**Exercise:** Identify every line containing the word "console" and reproduce each one.

**Data records:**

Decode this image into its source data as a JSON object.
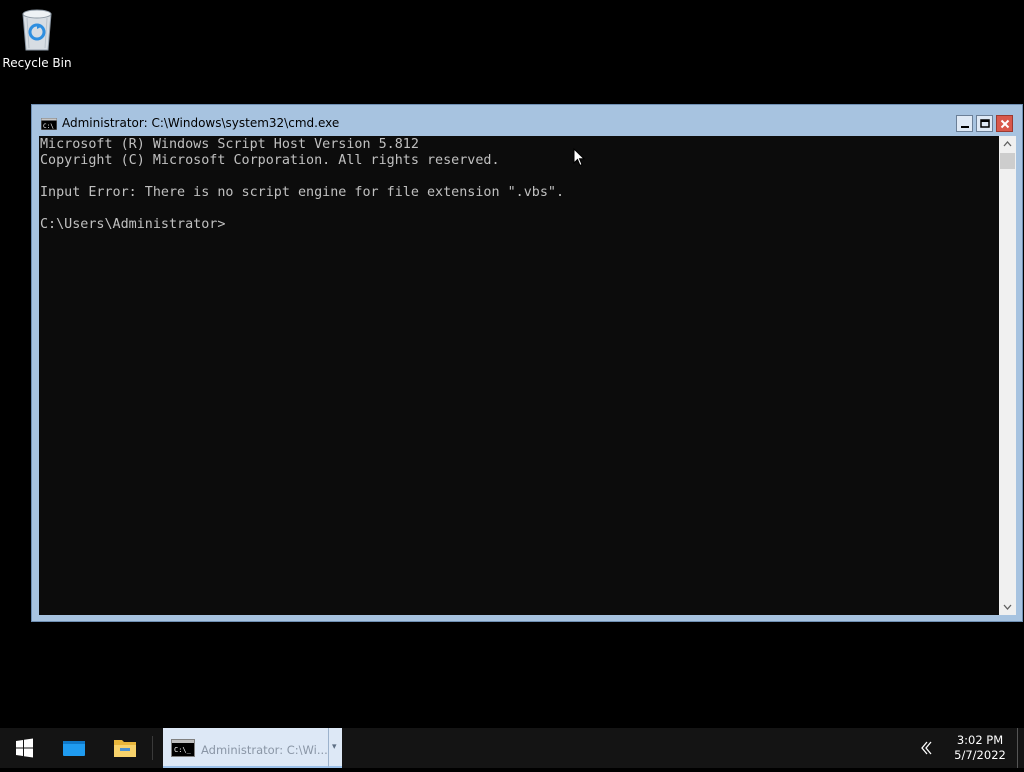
{
  "desktop": {
    "icons": [
      {
        "label": "Recycle Bin",
        "icon": "recycle-bin-icon"
      }
    ]
  },
  "window": {
    "title": "Administrator: C:\\Windows\\system32\\cmd.exe",
    "icon": "console-icon",
    "controls": {
      "minimize": "minimize-icon",
      "maximize": "maximize-icon",
      "close": "close-icon"
    },
    "console": {
      "lines": [
        "Microsoft (R) Windows Script Host Version 5.812",
        "Copyright (C) Microsoft Corporation. All rights reserved.",
        "",
        "Input Error: There is no script engine for file extension \".vbs\".",
        "",
        "C:\\Users\\Administrator>"
      ],
      "text_color": "#c0c0c0",
      "background": "#0c0c0c"
    }
  },
  "taskbar": {
    "start_icon": "windows-logo-icon",
    "pinned": [
      {
        "name": "Internet Explorer",
        "icon": "browser-icon"
      },
      {
        "name": "File Explorer",
        "icon": "folder-icon"
      }
    ],
    "active_task": {
      "label": "Administrator: C:\\Wi...",
      "icon": "console-icon"
    },
    "tray_chevron": "«",
    "clock": {
      "time": "3:02 PM",
      "date": "5/7/2022"
    }
  },
  "colors": {
    "window_frame": "#a7c3e0",
    "close_button": "#d9584b",
    "taskbar": "#141414",
    "active_task": "#dde8f6"
  }
}
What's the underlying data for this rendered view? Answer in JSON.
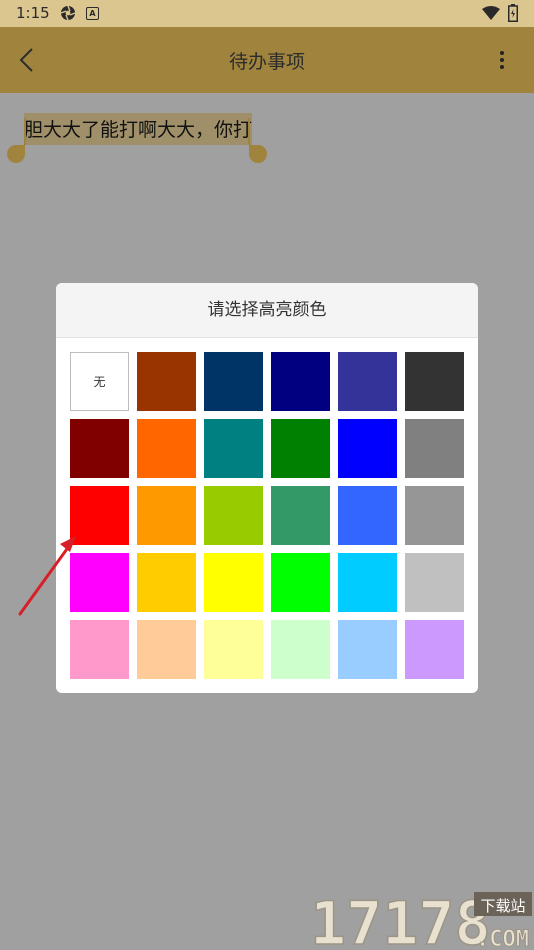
{
  "status_bar": {
    "time": "1:15",
    "badge_letter": "A"
  },
  "app_bar": {
    "title": "待办事项"
  },
  "note": {
    "text": "胆大大了能打啊大大，你打"
  },
  "dialog": {
    "title": "请选择高亮颜色",
    "none_label": "无",
    "rows": [
      [
        "none",
        "#993300",
        "#003366",
        "#000080",
        "#333399",
        "#333333"
      ],
      [
        "#800000",
        "#FF6600",
        "#008080",
        "#008000",
        "#0000FF",
        "#808080"
      ],
      [
        "#FF0000",
        "#FF9900",
        "#99CC00",
        "#339966",
        "#3366FF",
        "#969696"
      ],
      [
        "#FF00FF",
        "#FFCC00",
        "#FFFF00",
        "#00FF00",
        "#00CCFF",
        "#C0C0C0"
      ],
      [
        "#FF99CC",
        "#FFCC99",
        "#FFFF99",
        "#CCFFCC",
        "#99CCFF",
        "#CC99FF"
      ]
    ]
  },
  "watermark": {
    "number": "17178",
    "tag": "下载站",
    "domain": ".COM"
  },
  "colors": {
    "app_bar": "#A0843E",
    "status_bar": "#DCC690",
    "scrim": "#A0A0A0",
    "arrow": "#D81E26"
  }
}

**Output below:**
    "icon": "console-icon",
    "console": {
      "icon": "console-icon"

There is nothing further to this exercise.